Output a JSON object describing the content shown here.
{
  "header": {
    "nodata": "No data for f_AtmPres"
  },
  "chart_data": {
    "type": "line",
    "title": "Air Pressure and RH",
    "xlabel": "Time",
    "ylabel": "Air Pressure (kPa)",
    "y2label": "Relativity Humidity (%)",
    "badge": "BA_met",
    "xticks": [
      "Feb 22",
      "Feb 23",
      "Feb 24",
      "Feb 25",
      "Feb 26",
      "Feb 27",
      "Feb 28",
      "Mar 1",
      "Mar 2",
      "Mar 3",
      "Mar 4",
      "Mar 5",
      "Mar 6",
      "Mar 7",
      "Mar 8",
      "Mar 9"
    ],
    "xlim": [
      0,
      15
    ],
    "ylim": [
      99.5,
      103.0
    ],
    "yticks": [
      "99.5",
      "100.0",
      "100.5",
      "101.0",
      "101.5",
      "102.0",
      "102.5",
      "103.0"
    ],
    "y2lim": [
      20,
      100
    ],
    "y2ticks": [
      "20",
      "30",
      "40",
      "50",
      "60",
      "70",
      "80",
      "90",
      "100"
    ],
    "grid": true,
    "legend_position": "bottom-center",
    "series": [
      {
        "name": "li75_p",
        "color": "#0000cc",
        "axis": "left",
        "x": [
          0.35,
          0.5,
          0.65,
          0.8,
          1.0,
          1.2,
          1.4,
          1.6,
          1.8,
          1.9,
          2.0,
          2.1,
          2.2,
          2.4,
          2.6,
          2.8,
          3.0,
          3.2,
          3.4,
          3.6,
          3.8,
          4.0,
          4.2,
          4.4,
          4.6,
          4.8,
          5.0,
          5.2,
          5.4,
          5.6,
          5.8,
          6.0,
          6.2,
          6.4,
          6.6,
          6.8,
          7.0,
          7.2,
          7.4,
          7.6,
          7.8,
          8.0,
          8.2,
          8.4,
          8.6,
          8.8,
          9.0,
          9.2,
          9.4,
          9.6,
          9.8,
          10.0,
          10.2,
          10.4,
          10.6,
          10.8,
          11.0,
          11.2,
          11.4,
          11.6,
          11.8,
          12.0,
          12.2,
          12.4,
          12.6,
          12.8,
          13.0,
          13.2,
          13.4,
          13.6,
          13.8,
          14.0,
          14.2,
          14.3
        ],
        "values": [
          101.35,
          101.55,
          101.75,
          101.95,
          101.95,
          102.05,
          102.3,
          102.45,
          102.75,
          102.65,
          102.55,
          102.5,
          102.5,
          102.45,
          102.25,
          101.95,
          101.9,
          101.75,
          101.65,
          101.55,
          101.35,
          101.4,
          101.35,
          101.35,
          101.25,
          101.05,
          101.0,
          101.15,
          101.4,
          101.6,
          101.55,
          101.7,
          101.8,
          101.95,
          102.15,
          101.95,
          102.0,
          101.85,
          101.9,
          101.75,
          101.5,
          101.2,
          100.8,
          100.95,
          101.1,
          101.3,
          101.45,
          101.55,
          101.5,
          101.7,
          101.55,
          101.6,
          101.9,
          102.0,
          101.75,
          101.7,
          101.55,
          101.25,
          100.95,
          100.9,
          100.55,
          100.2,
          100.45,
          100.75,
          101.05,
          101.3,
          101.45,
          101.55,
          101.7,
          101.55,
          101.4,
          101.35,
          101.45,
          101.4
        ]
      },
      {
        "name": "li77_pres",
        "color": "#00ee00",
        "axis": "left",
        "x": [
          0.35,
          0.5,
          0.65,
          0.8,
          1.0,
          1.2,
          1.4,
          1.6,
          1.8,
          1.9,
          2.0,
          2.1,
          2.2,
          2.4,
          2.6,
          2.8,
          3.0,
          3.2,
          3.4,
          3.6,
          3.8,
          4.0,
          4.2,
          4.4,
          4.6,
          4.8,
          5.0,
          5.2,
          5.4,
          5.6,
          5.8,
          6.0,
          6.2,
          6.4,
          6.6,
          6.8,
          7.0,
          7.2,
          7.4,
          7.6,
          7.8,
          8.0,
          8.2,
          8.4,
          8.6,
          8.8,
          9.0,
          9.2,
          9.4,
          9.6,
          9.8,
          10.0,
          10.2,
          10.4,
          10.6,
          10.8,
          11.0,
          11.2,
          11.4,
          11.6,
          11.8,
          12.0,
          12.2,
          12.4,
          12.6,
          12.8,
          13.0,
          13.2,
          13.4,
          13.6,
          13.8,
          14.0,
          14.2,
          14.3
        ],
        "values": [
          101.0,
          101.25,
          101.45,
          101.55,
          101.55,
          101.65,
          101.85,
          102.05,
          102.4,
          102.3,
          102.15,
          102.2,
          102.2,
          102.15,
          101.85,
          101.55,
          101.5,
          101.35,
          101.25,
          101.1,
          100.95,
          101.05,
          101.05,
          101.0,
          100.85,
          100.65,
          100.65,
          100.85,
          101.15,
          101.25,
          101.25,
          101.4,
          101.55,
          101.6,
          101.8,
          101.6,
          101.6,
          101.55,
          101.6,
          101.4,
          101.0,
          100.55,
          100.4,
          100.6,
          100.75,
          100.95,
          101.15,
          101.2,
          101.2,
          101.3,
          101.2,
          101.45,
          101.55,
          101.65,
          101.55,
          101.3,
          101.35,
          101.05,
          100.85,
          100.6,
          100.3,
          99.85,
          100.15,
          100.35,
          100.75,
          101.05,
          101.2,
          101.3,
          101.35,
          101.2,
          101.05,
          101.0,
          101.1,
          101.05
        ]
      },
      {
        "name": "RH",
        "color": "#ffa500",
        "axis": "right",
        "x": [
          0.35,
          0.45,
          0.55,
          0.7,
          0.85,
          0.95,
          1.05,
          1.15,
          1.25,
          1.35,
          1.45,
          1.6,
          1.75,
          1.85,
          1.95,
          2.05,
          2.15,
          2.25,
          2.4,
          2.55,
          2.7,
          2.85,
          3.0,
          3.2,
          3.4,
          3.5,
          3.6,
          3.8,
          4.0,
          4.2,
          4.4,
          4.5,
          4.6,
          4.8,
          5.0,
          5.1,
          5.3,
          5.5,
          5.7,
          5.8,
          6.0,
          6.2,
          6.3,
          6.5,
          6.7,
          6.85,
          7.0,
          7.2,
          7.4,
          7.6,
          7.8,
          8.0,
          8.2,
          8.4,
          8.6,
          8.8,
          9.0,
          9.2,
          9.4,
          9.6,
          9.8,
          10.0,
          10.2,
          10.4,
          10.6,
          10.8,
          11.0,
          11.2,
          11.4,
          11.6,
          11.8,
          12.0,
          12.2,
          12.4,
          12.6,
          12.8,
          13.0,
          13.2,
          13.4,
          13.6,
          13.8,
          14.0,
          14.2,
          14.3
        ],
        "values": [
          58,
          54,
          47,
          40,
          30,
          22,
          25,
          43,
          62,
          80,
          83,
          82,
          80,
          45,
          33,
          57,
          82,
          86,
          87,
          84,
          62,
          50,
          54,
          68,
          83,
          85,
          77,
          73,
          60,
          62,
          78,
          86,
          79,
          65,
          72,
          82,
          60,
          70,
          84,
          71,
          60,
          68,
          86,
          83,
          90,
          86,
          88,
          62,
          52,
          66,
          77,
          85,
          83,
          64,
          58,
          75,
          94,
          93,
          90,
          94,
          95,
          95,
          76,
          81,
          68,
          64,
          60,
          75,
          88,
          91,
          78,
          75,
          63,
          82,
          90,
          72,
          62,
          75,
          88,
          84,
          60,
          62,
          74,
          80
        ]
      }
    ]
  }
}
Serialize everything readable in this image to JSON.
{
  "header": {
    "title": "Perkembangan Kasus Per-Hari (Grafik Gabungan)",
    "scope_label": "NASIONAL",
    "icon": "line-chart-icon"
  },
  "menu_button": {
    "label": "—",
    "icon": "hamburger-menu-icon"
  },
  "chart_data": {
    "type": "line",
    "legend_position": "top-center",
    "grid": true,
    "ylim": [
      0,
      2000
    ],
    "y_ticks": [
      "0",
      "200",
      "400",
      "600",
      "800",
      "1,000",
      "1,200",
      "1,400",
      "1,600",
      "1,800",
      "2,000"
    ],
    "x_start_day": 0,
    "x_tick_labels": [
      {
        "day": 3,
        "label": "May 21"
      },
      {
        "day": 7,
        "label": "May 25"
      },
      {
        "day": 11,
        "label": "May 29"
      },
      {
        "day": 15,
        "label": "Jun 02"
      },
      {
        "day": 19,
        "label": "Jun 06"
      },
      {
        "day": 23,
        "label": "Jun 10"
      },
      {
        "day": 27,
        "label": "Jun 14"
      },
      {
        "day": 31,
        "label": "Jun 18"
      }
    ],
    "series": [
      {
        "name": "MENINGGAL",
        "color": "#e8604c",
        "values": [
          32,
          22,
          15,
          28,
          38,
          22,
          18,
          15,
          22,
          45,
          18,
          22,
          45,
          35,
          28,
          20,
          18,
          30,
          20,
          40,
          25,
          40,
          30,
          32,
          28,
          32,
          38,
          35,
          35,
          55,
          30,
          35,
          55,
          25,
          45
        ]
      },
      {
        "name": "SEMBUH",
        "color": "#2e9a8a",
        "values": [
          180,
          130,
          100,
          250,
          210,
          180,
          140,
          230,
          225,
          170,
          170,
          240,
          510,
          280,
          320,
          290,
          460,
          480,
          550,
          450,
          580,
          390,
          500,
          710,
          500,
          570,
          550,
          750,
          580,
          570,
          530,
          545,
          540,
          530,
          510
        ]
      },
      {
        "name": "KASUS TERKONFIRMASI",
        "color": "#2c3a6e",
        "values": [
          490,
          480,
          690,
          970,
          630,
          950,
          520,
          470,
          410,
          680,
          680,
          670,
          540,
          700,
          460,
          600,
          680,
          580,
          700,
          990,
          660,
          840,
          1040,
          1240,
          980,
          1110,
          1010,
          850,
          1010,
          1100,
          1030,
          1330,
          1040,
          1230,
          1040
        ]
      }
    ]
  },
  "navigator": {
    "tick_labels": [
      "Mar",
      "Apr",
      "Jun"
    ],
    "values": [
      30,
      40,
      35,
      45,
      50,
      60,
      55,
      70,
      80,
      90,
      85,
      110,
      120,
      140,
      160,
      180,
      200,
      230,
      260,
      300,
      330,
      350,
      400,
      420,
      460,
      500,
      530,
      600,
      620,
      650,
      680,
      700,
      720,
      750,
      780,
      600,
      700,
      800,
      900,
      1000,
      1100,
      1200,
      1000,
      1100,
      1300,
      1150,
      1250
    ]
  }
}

...

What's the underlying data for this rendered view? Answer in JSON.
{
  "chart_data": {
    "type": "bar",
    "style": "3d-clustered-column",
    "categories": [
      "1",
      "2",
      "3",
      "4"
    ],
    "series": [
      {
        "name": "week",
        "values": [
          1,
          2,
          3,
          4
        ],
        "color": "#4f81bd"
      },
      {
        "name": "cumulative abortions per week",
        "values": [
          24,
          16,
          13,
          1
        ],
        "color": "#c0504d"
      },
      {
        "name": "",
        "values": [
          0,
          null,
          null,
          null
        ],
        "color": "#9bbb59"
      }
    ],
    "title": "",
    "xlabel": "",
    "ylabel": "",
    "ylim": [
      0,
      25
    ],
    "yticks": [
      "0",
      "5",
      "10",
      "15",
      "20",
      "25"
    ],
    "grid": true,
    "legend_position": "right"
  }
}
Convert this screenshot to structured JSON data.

Stated goal:
The lines from the one containing "What's the underlying" to the one containing "Convert this screenshot", both included, are to be extracted exactly; give no other line.

Solved exercise:
What's the underlying data for this rendered view? Answer in JSON.
{
  "chart_data": {
    "type": "bar",
    "style": "3d-clustered-column",
    "categories": [
      "1",
      "2",
      "3",
      "4"
    ],
    "series": [
      {
        "name": "week",
        "values": [
          1,
          2,
          3,
          4
        ],
        "color": "#4f81bd"
      },
      {
        "name": "cumulative abortions per week",
        "values": [
          24,
          16,
          13,
          1
        ],
        "color": "#c0504d"
      },
      {
        "name": "",
        "values": [
          0,
          null,
          null,
          null
        ],
        "color": "#9bbb59"
      }
    ],
    "title": "",
    "xlabel": "",
    "ylabel": "",
    "ylim": [
      0,
      25
    ],
    "yticks": [
      "0",
      "5",
      "10",
      "15",
      "20",
      "25"
    ],
    "grid": true,
    "legend_position": "right"
  }
}
Convert this screenshot to structured JSON data.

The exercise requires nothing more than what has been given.